Requirement: Where a line in the listing contains the string "color", copy that line out.
— START OF Source data —
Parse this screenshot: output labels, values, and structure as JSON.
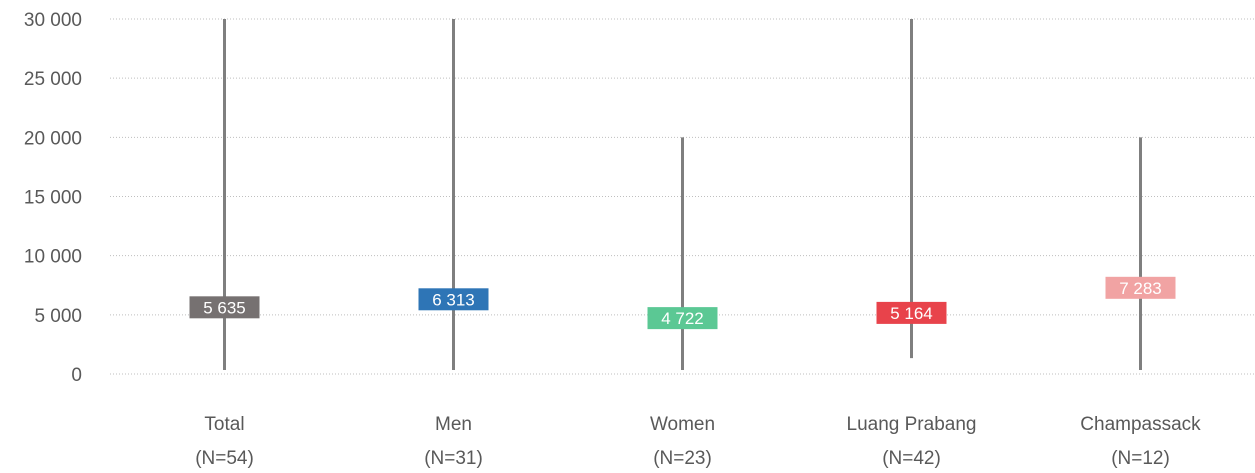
{
  "chart_data": {
    "type": "range",
    "title": "",
    "xlabel": "",
    "ylabel": "",
    "ylim": [
      0,
      30000
    ],
    "yticks": [
      {
        "value": 0,
        "label": "0"
      },
      {
        "value": 5000,
        "label": "5 000"
      },
      {
        "value": 10000,
        "label": "10 000"
      },
      {
        "value": 15000,
        "label": "15 000"
      },
      {
        "value": 20000,
        "label": "20 000"
      },
      {
        "value": 25000,
        "label": "25 000"
      },
      {
        "value": 30000,
        "label": "30 000"
      }
    ],
    "grid": "horizontal dotted",
    "categories": [
      {
        "name": "Total",
        "n": "(N=54)",
        "min": 0,
        "max": 30000,
        "value": 5635,
        "label": "5 635",
        "color": "#767171"
      },
      {
        "name": "Men",
        "n": "(N=31)",
        "min": 0,
        "max": 30000,
        "value": 6313,
        "label": "6 313",
        "color": "#2E75B6"
      },
      {
        "name": "Women",
        "n": "(N=23)",
        "min": 0,
        "max": 20000,
        "value": 4722,
        "label": "4 722",
        "color": "#5BC894"
      },
      {
        "name": "Luang Prabang",
        "n": "(N=42)",
        "min": 1000,
        "max": 30000,
        "value": 5164,
        "label": "5 164",
        "color": "#E8434B"
      },
      {
        "name": "Champassack",
        "n": "(N=12)",
        "min": 0,
        "max": 20000,
        "value": 7283,
        "label": "7 283",
        "color": "#F1A3A3"
      }
    ]
  }
}
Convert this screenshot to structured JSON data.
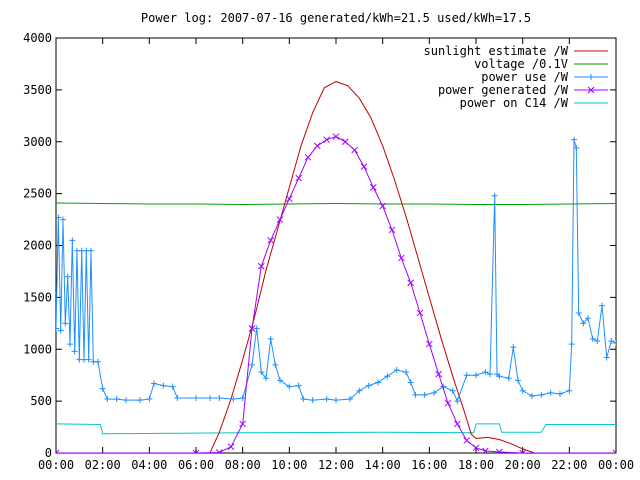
— END OF Source data —
Result:
        "color": "#767171"
        "color": "#2E75B6"
        "color": "#5BC894"
        "color": "#E8434B"
        "color": "#F1A3A3"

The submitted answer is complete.